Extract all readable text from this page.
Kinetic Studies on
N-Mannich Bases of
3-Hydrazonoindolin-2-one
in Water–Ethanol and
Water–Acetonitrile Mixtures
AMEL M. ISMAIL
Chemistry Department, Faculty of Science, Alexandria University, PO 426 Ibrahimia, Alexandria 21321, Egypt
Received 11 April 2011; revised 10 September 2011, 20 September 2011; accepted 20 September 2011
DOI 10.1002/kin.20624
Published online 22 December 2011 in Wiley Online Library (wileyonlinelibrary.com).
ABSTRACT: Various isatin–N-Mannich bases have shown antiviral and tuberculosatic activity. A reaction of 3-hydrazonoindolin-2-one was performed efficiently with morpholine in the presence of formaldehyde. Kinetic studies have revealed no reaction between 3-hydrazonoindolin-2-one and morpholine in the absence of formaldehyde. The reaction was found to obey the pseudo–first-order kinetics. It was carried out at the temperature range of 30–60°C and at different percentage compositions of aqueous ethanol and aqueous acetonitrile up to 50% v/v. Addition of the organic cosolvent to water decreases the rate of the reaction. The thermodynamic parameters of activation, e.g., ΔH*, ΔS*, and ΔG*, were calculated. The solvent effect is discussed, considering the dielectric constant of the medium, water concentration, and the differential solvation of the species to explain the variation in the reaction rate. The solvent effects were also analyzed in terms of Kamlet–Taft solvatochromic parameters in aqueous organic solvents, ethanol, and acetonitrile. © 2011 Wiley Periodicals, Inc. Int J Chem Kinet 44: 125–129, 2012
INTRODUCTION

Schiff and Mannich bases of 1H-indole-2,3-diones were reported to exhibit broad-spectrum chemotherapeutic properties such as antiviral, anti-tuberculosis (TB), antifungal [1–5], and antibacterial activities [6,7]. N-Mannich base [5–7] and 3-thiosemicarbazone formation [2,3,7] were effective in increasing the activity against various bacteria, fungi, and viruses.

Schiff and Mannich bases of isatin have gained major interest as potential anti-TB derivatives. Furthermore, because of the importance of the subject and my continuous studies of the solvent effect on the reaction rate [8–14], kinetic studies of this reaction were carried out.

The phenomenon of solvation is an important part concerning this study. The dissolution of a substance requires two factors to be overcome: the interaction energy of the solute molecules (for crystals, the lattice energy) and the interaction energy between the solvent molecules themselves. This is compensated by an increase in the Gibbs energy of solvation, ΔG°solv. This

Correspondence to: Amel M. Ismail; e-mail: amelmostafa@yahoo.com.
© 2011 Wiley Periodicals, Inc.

◆ ◆ ◆ ◆ ◆

* [Problem to solve] Please retype the data above exactly, including every line.

* [Task output]
Extract all readable text from this page.
Kinetic Studies on
N-Mannich Bases of
3-Hydrazonoindolin-2-one
in Water–Ethanol and
Water–Acetonitrile Mixtures
AMEL M. ISMAIL
Chemistry Department, Faculty of Science, Alexandria University, PO 426 Ibrahimia, Alexandria 21321, Egypt
Received 11 April 2011; revised 10 September 2011, 20 September 2011; accepted 20 September 2011
DOI 10.1002/kin.20624
Published online 22 December 2011 in Wiley Online Library (wileyonlinelibrary.com).
ABSTRACT: Various isatin–N-Mannich bases have shown antiviral and tuberculosatic activity. A reaction of 3-hydrazonoindolin-2-one was performed efficiently with morpholine in the presence of formaldehyde. Kinetic studies have revealed no reaction between 3-hydrazonoindolin-2-one and morpholine in the absence of formaldehyde. The reaction was found to obey the pseudo–first-order kinetics. It was carried out at the temperature range of 30–60°C and at different percentage compositions of aqueous ethanol and aqueous acetonitrile up to 50% v/v. Addition of the organic cosolvent to water decreases the rate of the reaction. The thermodynamic parameters of activation, e.g., ΔH*, ΔS*, and ΔG*, were calculated. The solvent effect is discussed, considering the dielectric constant of the medium, water concentration, and the differential solvation of the species to explain the variation in the reaction rate. The solvent effects were also analyzed in terms of Kamlet–Taft solvatochromic parameters in aqueous organic solvents, ethanol, and acetonitrile. © 2011 Wiley Periodicals, Inc. Int J Chem Kinet 44: 125–129, 2012
INTRODUCTION

Schiff and Mannich bases of 1H-indole-2,3-diones were reported to exhibit broad-spectrum chemotherapeutic properties such as antiviral, anti-tuberculosis (TB), antifungal [1–5], and antibacterial activities [6,7]. N-Mannich base [5–7] and 3-thiosemicarbazone formation [2,3,7] were effective in increasing the activity against various bacteria, fungi, and viruses.

Schiff and Mannich bases of isatin have gained major interest as potential anti-TB derivatives. Furthermore, because of the importance of the subject and my continuous studies of the solvent effect on the reaction rate [8–14], kinetic studies of this reaction were carried out.

The phenomenon of solvation is an important part concerning this study. The dissolution of a substance requires two factors to be overcome: the interaction energy of the solute molecules (for crystals, the lattice energy) and the interaction energy between the solvent molecules themselves. This is compensated by an increase in the Gibbs energy of solvation, ΔG°solv. This

Correspondence to: Amel M. Ismail; e-mail: amelmostafa@yahoo.com.
© 2011 Wiley Periodicals, Inc.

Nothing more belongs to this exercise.